BEGIN RECORDED INFORMATION

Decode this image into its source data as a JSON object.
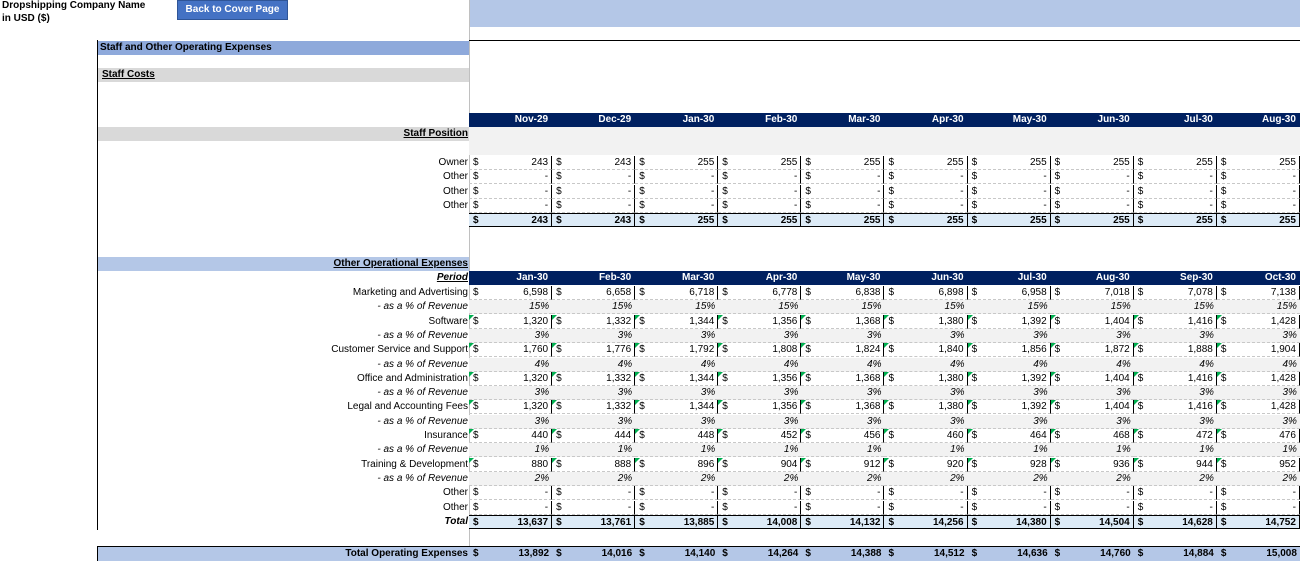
{
  "header": {
    "company": "Dropshipping Company Name",
    "currency": "in USD ($)",
    "back_button": "Back to Cover Page"
  },
  "section_title": "Staff and Other Operating Expenses",
  "staff_costs_title": "Staff Costs",
  "staff": {
    "months": [
      "Nov-29",
      "Dec-29",
      "Jan-30",
      "Feb-30",
      "Mar-30",
      "Apr-30",
      "May-30",
      "Jun-30",
      "Jul-30",
      "Aug-30"
    ],
    "position_label": "Staff Position",
    "rows": [
      {
        "label": "Owner",
        "values": [
          "243",
          "243",
          "255",
          "255",
          "255",
          "255",
          "255",
          "255",
          "255",
          "255"
        ]
      },
      {
        "label": "Other",
        "values": [
          "-",
          "-",
          "-",
          "-",
          "-",
          "-",
          "-",
          "-",
          "-",
          "-"
        ]
      },
      {
        "label": "Other",
        "values": [
          "-",
          "-",
          "-",
          "-",
          "-",
          "-",
          "-",
          "-",
          "-",
          "-"
        ]
      },
      {
        "label": "Other",
        "values": [
          "-",
          "-",
          "-",
          "-",
          "-",
          "-",
          "-",
          "-",
          "-",
          "-"
        ]
      }
    ],
    "total": [
      "243",
      "243",
      "255",
      "255",
      "255",
      "255",
      "255",
      "255",
      "255",
      "255"
    ]
  },
  "other": {
    "title": "Other Operational Expenses",
    "period_label": "Period",
    "months": [
      "Jan-30",
      "Feb-30",
      "Mar-30",
      "Apr-30",
      "May-30",
      "Jun-30",
      "Jul-30",
      "Aug-30",
      "Sep-30",
      "Oct-30"
    ],
    "rows": [
      {
        "label": "Marketing and Advertising",
        "kind": "val",
        "values": [
          "6,598",
          "6,658",
          "6,718",
          "6,778",
          "6,838",
          "6,898",
          "6,958",
          "7,018",
          "7,078",
          "7,138"
        ]
      },
      {
        "label": "- as a % of Revenue",
        "kind": "pct",
        "values": [
          "15%",
          "15%",
          "15%",
          "15%",
          "15%",
          "15%",
          "15%",
          "15%",
          "15%",
          "15%"
        ]
      },
      {
        "label": "Software",
        "kind": "val",
        "values": [
          "1,320",
          "1,332",
          "1,344",
          "1,356",
          "1,368",
          "1,380",
          "1,392",
          "1,404",
          "1,416",
          "1,428"
        ]
      },
      {
        "label": "- as a % of Revenue",
        "kind": "pct",
        "values": [
          "3%",
          "3%",
          "3%",
          "3%",
          "3%",
          "3%",
          "3%",
          "3%",
          "3%",
          "3%"
        ]
      },
      {
        "label": "Customer Service and Support",
        "kind": "val",
        "values": [
          "1,760",
          "1,776",
          "1,792",
          "1,808",
          "1,824",
          "1,840",
          "1,856",
          "1,872",
          "1,888",
          "1,904"
        ]
      },
      {
        "label": "- as a % of Revenue",
        "kind": "pct",
        "values": [
          "4%",
          "4%",
          "4%",
          "4%",
          "4%",
          "4%",
          "4%",
          "4%",
          "4%",
          "4%"
        ]
      },
      {
        "label": "Office and Administration",
        "kind": "val",
        "values": [
          "1,320",
          "1,332",
          "1,344",
          "1,356",
          "1,368",
          "1,380",
          "1,392",
          "1,404",
          "1,416",
          "1,428"
        ]
      },
      {
        "label": "- as a % of Revenue",
        "kind": "pct",
        "values": [
          "3%",
          "3%",
          "3%",
          "3%",
          "3%",
          "3%",
          "3%",
          "3%",
          "3%",
          "3%"
        ]
      },
      {
        "label": "Legal and Accounting Fees",
        "kind": "val",
        "values": [
          "1,320",
          "1,332",
          "1,344",
          "1,356",
          "1,368",
          "1,380",
          "1,392",
          "1,404",
          "1,416",
          "1,428"
        ]
      },
      {
        "label": "- as a % of Revenue",
        "kind": "pct",
        "values": [
          "3%",
          "3%",
          "3%",
          "3%",
          "3%",
          "3%",
          "3%",
          "3%",
          "3%",
          "3%"
        ]
      },
      {
        "label": "Insurance",
        "kind": "val",
        "values": [
          "440",
          "444",
          "448",
          "452",
          "456",
          "460",
          "464",
          "468",
          "472",
          "476"
        ]
      },
      {
        "label": "- as a % of Revenue",
        "kind": "pct",
        "values": [
          "1%",
          "1%",
          "1%",
          "1%",
          "1%",
          "1%",
          "1%",
          "1%",
          "1%",
          "1%"
        ]
      },
      {
        "label": "Training & Development",
        "kind": "val",
        "values": [
          "880",
          "888",
          "896",
          "904",
          "912",
          "920",
          "928",
          "936",
          "944",
          "952"
        ]
      },
      {
        "label": "- as a % of Revenue",
        "kind": "pct",
        "values": [
          "2%",
          "2%",
          "2%",
          "2%",
          "2%",
          "2%",
          "2%",
          "2%",
          "2%",
          "2%"
        ]
      },
      {
        "label": "Other",
        "kind": "plain",
        "values": [
          "-",
          "-",
          "-",
          "-",
          "-",
          "-",
          "-",
          "-",
          "-",
          "-"
        ]
      },
      {
        "label": "Other",
        "kind": "plain",
        "values": [
          "-",
          "-",
          "-",
          "-",
          "-",
          "-",
          "-",
          "-",
          "-",
          "-"
        ]
      }
    ],
    "total_label": "Total",
    "total": [
      "13,637",
      "13,761",
      "13,885",
      "14,008",
      "14,132",
      "14,256",
      "14,380",
      "14,504",
      "14,628",
      "14,752"
    ]
  },
  "grand_total": {
    "label": "Total Operating Expenses",
    "values": [
      "13,892",
      "14,016",
      "14,140",
      "14,264",
      "14,388",
      "14,512",
      "14,636",
      "14,760",
      "14,884",
      "15,008"
    ]
  },
  "currency_symbol": "$",
  "colors": {
    "header_navy": "#002060",
    "band_blue": "#b4c7e7",
    "section_blue": "#8ea9db",
    "input_marker": "#00b050"
  }
}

END RECORDED INFORMATION

EXERCISE: Using the material above, copy every line in which the string "Expenses" occurs.

OUTPUT:
  "section_title": "Staff and Other Operating Expenses",
    "title": "Other Operational Expenses",
    "label": "Total Operating Expenses",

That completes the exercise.